-- Stored data entries --
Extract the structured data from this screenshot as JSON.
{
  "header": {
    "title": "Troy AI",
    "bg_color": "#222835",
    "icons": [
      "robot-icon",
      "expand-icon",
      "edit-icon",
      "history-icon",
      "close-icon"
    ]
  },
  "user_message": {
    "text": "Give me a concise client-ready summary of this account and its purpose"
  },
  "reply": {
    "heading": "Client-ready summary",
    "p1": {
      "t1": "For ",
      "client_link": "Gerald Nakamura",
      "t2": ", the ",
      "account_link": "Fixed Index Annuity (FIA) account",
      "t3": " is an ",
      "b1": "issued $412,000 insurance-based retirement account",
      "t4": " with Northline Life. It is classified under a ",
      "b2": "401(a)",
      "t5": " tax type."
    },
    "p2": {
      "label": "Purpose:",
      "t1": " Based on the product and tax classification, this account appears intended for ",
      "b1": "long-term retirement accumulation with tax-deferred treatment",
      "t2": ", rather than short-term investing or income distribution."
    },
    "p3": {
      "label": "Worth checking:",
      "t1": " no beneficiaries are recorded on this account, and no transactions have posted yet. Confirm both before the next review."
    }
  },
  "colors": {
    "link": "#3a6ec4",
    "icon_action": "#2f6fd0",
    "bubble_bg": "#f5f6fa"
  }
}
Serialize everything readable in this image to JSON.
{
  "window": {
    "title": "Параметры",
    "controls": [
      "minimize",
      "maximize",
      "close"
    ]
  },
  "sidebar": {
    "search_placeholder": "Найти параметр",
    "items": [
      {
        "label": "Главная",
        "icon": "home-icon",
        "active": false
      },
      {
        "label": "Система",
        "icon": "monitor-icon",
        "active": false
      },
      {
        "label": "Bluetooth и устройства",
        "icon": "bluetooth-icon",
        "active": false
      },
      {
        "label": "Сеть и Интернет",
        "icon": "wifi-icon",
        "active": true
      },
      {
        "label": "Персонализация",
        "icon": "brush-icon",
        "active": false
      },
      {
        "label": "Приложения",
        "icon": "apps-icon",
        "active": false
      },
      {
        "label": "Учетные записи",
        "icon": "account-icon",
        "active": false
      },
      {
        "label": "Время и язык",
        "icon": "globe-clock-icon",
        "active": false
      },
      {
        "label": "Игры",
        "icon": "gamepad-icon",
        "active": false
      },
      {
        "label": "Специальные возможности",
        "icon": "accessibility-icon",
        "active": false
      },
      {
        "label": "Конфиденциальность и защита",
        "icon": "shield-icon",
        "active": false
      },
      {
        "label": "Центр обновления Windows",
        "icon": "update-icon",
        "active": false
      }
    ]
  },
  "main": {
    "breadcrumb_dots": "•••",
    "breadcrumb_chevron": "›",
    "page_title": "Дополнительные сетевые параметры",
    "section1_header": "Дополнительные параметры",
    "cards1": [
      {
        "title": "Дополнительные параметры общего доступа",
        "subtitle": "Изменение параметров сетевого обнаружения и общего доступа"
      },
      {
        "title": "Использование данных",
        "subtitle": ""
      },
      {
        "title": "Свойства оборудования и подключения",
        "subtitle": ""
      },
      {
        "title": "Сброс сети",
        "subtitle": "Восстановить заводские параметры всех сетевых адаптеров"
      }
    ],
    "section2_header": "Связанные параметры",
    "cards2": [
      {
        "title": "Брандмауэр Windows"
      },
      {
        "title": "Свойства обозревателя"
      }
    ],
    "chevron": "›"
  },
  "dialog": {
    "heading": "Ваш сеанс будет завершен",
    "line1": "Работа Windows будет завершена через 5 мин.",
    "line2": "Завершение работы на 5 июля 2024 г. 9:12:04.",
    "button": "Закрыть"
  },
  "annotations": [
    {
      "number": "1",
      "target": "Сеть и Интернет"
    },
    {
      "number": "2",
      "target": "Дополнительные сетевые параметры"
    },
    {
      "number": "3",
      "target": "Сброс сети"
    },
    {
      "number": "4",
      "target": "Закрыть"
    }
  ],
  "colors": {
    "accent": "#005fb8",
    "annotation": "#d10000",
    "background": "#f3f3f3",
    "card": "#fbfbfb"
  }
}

-- Work to be completed --
Please repeat the listing exactly, with nothing left out.

-- Output of the task --
Extract the structured data from this screenshot as JSON.
{
  "header": {
    "title": "Troy AI",
    "bg_color": "#222835",
    "icons": [
      "robot-icon",
      "expand-icon",
      "edit-icon",
      "history-icon",
      "close-icon"
    ]
  },
  "user_message": {
    "text": "Give me a concise client-ready summary of this account and its purpose"
  },
  "reply": {
    "heading": "Client-ready summary",
    "p1": {
      "t1": "For ",
      "client_link": "Gerald Nakamura",
      "t2": ", the ",
      "account_link": "Fixed Index Annuity (FIA) account",
      "t3": " is an ",
      "b1": "issued $412,000 insurance-based retirement account",
      "t4": " with Northline Life. It is classified under a ",
      "b2": "401(a)",
      "t5": " tax type."
    },
    "p2": {
      "label": "Purpose:",
      "t1": " Based on the product and tax classification, this account appears intended for ",
      "b1": "long-term retirement accumulation with tax-deferred treatment",
      "t2": ", rather than short-term investing or income distribution."
    },
    "p3": {
      "label": "Worth checking:",
      "t1": " no beneficiaries are recorded on this account, and no transactions have posted yet. Confirm both before the next review."
    }
  },
  "colors": {
    "link": "#3a6ec4",
    "icon_action": "#2f6fd0",
    "bubble_bg": "#f5f6fa"
  }
}
Serialize everything readable in this image to JSON.
{
  "window": {
    "title": "Параметры",
    "controls": [
      "minimize",
      "maximize",
      "close"
    ]
  },
  "sidebar": {
    "search_placeholder": "Найти параметр",
    "items": [
      {
        "label": "Главная",
        "icon": "home-icon",
        "active": false
      },
      {
        "label": "Система",
        "icon": "monitor-icon",
        "active": false
      },
      {
        "label": "Bluetooth и устройства",
        "icon": "bluetooth-icon",
        "active": false
      },
      {
        "label": "Сеть и Интернет",
        "icon": "wifi-icon",
        "active": true
      },
      {
        "label": "Персонализация",
        "icon": "brush-icon",
        "active": false
      },
      {
        "label": "Приложения",
        "icon": "apps-icon",
        "active": false
      },
      {
        "label": "Учетные записи",
        "icon": "account-icon",
        "active": false
      },
      {
        "label": "Время и язык",
        "icon": "globe-clock-icon",
        "active": false
      },
      {
        "label": "Игры",
        "icon": "gamepad-icon",
        "active": false
      },
      {
        "label": "Специальные возможности",
        "icon": "accessibility-icon",
        "active": false
      },
      {
        "label": "Конфиденциальность и защита",
        "icon": "shield-icon",
        "active": false
      },
      {
        "label": "Центр обновления Windows",
        "icon": "update-icon",
        "active": false
      }
    ]
  },
  "main": {
    "breadcrumb_dots": "•••",
    "breadcrumb_chevron": "›",
    "page_title": "Дополнительные сетевые параметры",
    "section1_header": "Дополнительные параметры",
    "cards1": [
      {
        "title": "Дополнительные параметры общего доступа",
        "subtitle": "Изменение параметров сетевого обнаружения и общего доступа"
      },
      {
        "title": "Использование данных",
        "subtitle": ""
      },
      {
        "title": "Свойства оборудования и подключения",
        "subtitle": ""
      },
      {
        "title": "Сброс сети",
        "subtitle": "Восстановить заводские параметры всех сетевых адаптеров"
      }
    ],
    "section2_header": "Связанные параметры",
    "cards2": [
      {
        "title": "Брандмауэр Windows"
      },
      {
        "title": "Свойства обозревателя"
      }
    ],
    "chevron": "›"
  },
  "dialog": {
    "heading": "Ваш сеанс будет завершен",
    "line1": "Работа Windows будет завершена через 5 мин.",
    "line2": "Завершение работы на 5 июля 2024 г. 9:12:04.",
    "button": "Закрыть"
  },
  "annotations": [
    {
      "number": "1",
      "target": "Сеть и Интернет"
    },
    {
      "number": "2",
      "target": "Дополнительные сетевые параметры"
    },
    {
      "number": "3",
      "target": "Сброс сети"
    },
    {
      "number": "4",
      "target": "Закрыть"
    }
  ],
  "colors": {
    "accent": "#005fb8",
    "annotation": "#d10000",
    "background": "#f3f3f3",
    "card": "#fbfbfb"
  }
}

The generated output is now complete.